Work required >> Duplicate the lines below without changing anything in them.

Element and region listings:
───

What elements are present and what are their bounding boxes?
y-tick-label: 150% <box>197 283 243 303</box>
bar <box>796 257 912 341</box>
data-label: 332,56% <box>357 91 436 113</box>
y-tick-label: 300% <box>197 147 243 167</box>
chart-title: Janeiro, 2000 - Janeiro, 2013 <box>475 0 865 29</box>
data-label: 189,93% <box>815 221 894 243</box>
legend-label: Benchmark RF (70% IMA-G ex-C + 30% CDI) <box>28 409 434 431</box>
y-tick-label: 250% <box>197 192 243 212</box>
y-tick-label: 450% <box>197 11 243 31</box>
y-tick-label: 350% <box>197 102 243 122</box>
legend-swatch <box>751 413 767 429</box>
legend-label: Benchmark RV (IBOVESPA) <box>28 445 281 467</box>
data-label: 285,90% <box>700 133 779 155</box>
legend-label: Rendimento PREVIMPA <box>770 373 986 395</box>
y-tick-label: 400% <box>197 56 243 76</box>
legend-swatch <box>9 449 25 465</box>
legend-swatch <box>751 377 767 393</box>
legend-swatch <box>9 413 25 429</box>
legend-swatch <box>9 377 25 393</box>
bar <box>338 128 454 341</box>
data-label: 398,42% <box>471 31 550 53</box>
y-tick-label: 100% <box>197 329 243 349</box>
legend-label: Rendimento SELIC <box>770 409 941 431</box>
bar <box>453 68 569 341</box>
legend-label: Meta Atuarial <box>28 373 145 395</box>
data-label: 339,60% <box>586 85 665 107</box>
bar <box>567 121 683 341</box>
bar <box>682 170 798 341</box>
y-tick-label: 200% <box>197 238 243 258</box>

───

Response to the task >>
What elements are present and what are their bounding boxes?
y-tick-label: 150% <box>197 283 243 303</box>
bar <box>796 257 912 341</box>
data-label: 332,56% <box>357 91 436 113</box>
y-tick-label: 300% <box>197 147 243 167</box>
chart-title: Janeiro, 2000 - Janeiro, 2013 <box>475 0 865 29</box>
data-label: 189,93% <box>815 221 894 243</box>
legend-label: Benchmark RF (70% IMA-G ex-C + 30% CDI) <box>28 409 434 431</box>
y-tick-label: 250% <box>197 192 243 212</box>
y-tick-label: 450% <box>197 11 243 31</box>
y-tick-label: 350% <box>197 102 243 122</box>
legend-swatch <box>751 413 767 429</box>
legend-label: Benchmark RV (IBOVESPA) <box>28 445 281 467</box>
data-label: 285,90% <box>700 133 779 155</box>
legend-label: Rendimento PREVIMPA <box>770 373 986 395</box>
y-tick-label: 400% <box>197 56 243 76</box>
legend-swatch <box>9 449 25 465</box>
legend-swatch <box>751 377 767 393</box>
legend-swatch <box>9 413 25 429</box>
legend-swatch <box>9 377 25 393</box>
bar <box>338 128 454 341</box>
data-label: 398,42% <box>471 31 550 53</box>
y-tick-label: 100% <box>197 329 243 349</box>
legend-label: Rendimento SELIC <box>770 409 941 431</box>
bar <box>453 68 569 341</box>
legend-label: Meta Atuarial <box>28 373 145 395</box>
data-label: 339,60% <box>586 85 665 107</box>
bar <box>567 121 683 341</box>
bar <box>682 170 798 341</box>
y-tick-label: 200% <box>197 238 243 258</box>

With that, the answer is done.